Problem details:
Reproduce each line of the material precisely.

--- Source data ---

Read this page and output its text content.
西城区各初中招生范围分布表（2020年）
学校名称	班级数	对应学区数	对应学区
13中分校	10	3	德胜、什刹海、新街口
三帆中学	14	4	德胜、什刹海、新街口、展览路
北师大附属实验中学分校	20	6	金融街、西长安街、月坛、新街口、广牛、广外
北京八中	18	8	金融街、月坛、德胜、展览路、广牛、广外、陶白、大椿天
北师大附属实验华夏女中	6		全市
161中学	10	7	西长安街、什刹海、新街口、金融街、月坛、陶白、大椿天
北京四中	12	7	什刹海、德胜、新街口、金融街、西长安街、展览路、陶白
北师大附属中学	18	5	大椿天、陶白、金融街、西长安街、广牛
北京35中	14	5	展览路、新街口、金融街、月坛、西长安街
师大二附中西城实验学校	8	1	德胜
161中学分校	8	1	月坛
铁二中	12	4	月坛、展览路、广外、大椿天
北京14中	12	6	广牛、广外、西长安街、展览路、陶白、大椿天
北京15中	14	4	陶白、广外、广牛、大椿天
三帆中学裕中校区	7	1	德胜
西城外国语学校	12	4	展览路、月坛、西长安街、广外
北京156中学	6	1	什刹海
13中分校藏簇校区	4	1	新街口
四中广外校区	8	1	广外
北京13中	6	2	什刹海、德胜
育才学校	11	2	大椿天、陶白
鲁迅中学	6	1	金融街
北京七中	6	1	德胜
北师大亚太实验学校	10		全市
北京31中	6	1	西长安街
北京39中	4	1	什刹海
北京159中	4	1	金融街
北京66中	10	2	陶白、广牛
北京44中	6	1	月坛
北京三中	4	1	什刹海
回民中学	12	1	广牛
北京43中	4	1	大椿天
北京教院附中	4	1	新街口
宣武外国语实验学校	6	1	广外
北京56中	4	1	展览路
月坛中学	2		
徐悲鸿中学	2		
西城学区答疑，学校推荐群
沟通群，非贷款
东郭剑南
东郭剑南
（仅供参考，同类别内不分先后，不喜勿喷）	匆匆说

---

Answer to this exercise:
Read this page and output its text content.
西城区各初中招生范围分布表（2020年）
学校名称	班级数	对应学区数	对应学区
13中分校	10	3	德胜、什刹海、新街口
三帆中学	14	4	德胜、什刹海、新街口、展览路
北师大附属实验中学分校	20	6	金融街、西长安街、月坛、新街口、广牛、广外
北京八中	18	8	金融街、月坛、德胜、展览路、广牛、广外、陶白、大椿天
北师大附属实验华夏女中	6		全市
161中学	10	7	西长安街、什刹海、新街口、金融街、月坛、陶白、大椿天
北京四中	12	7	什刹海、德胜、新街口、金融街、西长安街、展览路、陶白
北师大附属中学	18	5	大椿天、陶白、金融街、西长安街、广牛
北京35中	14	5	展览路、新街口、金融街、月坛、西长安街
师大二附中西城实验学校	8	1	德胜
161中学分校	8	1	月坛
铁二中	12	4	月坛、展览路、广外、大椿天
北京14中	12	6	广牛、广外、西长安街、展览路、陶白、大椿天
北京15中	14	4	陶白、广外、广牛、大椿天
三帆中学裕中校区	7	1	德胜
西城外国语学校	12	4	展览路、月坛、西长安街、广外
北京156中学	6	1	什刹海
13中分校藏簇校区	4	1	新街口
四中广外校区	8	1	广外
北京13中	6	2	什刹海、德胜
育才学校	11	2	大椿天、陶白
鲁迅中学	6	1	金融街
北京七中	6	1	德胜
北师大亚太实验学校	10		全市
北京31中	6	1	西长安街
北京39中	4	1	什刹海
北京159中	4	1	金融街
北京66中	10	2	陶白、广牛
北京44中	6	1	月坛
北京三中	4	1	什刹海
回民中学	12	1	广牛
北京43中	4	1	大椿天
北京教院附中	4	1	新街口
宣武外国语实验学校	6	1	广外
北京56中	4	1	展览路
月坛中学	2		
徐悲鸿中学	2		
西城学区答疑，学校推荐群
沟通群，非贷款
东郭剑南
东郭剑南
（仅供参考，同类别内不分先后，不喜勿喷）	匆匆说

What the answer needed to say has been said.